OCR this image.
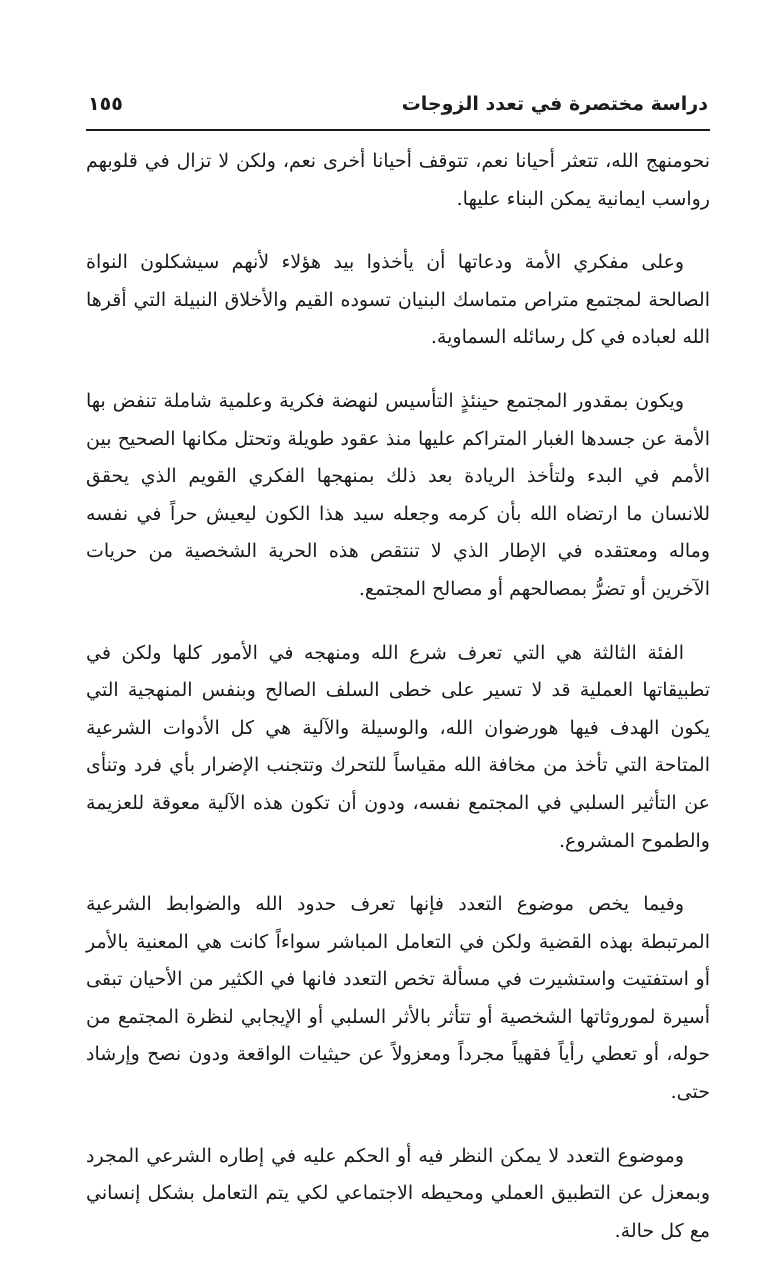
دراسة مختصرة في تعدد الزوجات
١٥٥

نحومنهج الله، تتعثر أحيانا نعم، تتوقف أحيانا أخرى نعم، ولكن لا تزال في قلوبهم رواسب ايمانية يمكن البناء عليها.

وعلى مفكري الأمة ودعاتها أن يأخذوا بيد هؤلاء لأنهم سيشكلون النواة الصالحة لمجتمع متراص متماسك البنيان تسوده القيم والأخلاق النبيلة التي أقرها الله لعباده في كل رسائله السماوية.

ويكون بمقدور المجتمع حينئذٍ التأسيس لنهضة فكرية وعلمية شاملة تنفض بها الأمة عن جسدها الغبار المتراكم عليها منذ عقود طويلة وتحتل مكانها الصحيح بين الأمم في البدء ولتأخذ الريادة بعد ذلك بمنهجها الفكري القويم الذي يحقق للانسان ما ارتضاه الله بأن كرمه وجعله سيد هذا الكون ليعيش حراً في نفسه وماله ومعتقده في الإطار الذي لا تنتقص هذه الحرية الشخصية من حريات الآخرين أو تضرُّ بمصالحهم أو مصالح المجتمع.

الفئة الثالثة هي التي تعرف شرع الله ومنهجه في الأمور كلها ولكن في تطبيقاتها العملية قد لا تسير على خطى السلف الصالح وبنفس المنهجية التي يكون الهدف فيها هورضوان الله، والوسيلة والآلية هي كل الأدوات الشرعية المتاحة التي تأخذ من مخافة الله مقياساً للتحرك وتتجنب الإضرار بأي فرد وتنأى عن التأثير السلبي في المجتمع نفسه، ودون أن تكون هذه الآلية معوقة للعزيمة والطموح المشروع.

وفيما يخص موضوع التعدد فإنها تعرف حدود الله والضوابط الشرعية المرتبطة بهذه القضية ولكن في التعامل المباشر سواءاً كانت هي المعنية بالأمر أو استفتيت واستشيرت في مسألة تخص التعدد فانها في الكثير من الأحيان تبقى أسيرة لموروثاتها الشخصية أو تتأثر بالأثر السلبي أو الإيجابي لنظرة المجتمع من حوله، أو تعطي رأياً فقهياً مجرداً ومعزولاً عن حيثيات الواقعة ودون نصح وإرشاد حتى.

وموضوع التعدد لا يمكن النظر فيه أو الحكم عليه في إطاره الشرعي المجرد وبمعزل عن التطبيق العملي ومحيطه الاجتماعي لكي يتم التعامل بشكل إنساني مع كل حالة.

▶ [Set task] Reproduce the data verbatim. Do not carry any picture into the copy.

▶ [Result for this exercise]
OCR this image.
دراسة مختصرة في تعدد الزوجات
١٥٥

نحومنهج الله، تتعثر أحيانا نعم، تتوقف أحيانا أخرى نعم، ولكن لا تزال في قلوبهم رواسب ايمانية يمكن البناء عليها.

وعلى مفكري الأمة ودعاتها أن يأخذوا بيد هؤلاء لأنهم سيشكلون النواة الصالحة لمجتمع متراص متماسك البنيان تسوده القيم والأخلاق النبيلة التي أقرها الله لعباده في كل رسائله السماوية.

ويكون بمقدور المجتمع حينئذٍ التأسيس لنهضة فكرية وعلمية شاملة تنفض بها الأمة عن جسدها الغبار المتراكم عليها منذ عقود طويلة وتحتل مكانها الصحيح بين الأمم في البدء ولتأخذ الريادة بعد ذلك بمنهجها الفكري القويم الذي يحقق للانسان ما ارتضاه الله بأن كرمه وجعله سيد هذا الكون ليعيش حراً في نفسه وماله ومعتقده في الإطار الذي لا تنتقص هذه الحرية الشخصية من حريات الآخرين أو تضرُّ بمصالحهم أو مصالح المجتمع.

الفئة الثالثة هي التي تعرف شرع الله ومنهجه في الأمور كلها ولكن في تطبيقاتها العملية قد لا تسير على خطى السلف الصالح وبنفس المنهجية التي يكون الهدف فيها هورضوان الله، والوسيلة والآلية هي كل الأدوات الشرعية المتاحة التي تأخذ من مخافة الله مقياساً للتحرك وتتجنب الإضرار بأي فرد وتنأى عن التأثير السلبي في المجتمع نفسه، ودون أن تكون هذه الآلية معوقة للعزيمة والطموح المشروع.

وفيما يخص موضوع التعدد فإنها تعرف حدود الله والضوابط الشرعية المرتبطة بهذه القضية ولكن في التعامل المباشر سواءاً كانت هي المعنية بالأمر أو استفتيت واستشيرت في مسألة تخص التعدد فانها في الكثير من الأحيان تبقى أسيرة لموروثاتها الشخصية أو تتأثر بالأثر السلبي أو الإيجابي لنظرة المجتمع من حوله، أو تعطي رأياً فقهياً مجرداً ومعزولاً عن حيثيات الواقعة ودون نصح وإرشاد حتى.

وموضوع التعدد لا يمكن النظر فيه أو الحكم عليه في إطاره الشرعي المجرد وبمعزل عن التطبيق العملي ومحيطه الاجتماعي لكي يتم التعامل بشكل إنساني مع كل حالة.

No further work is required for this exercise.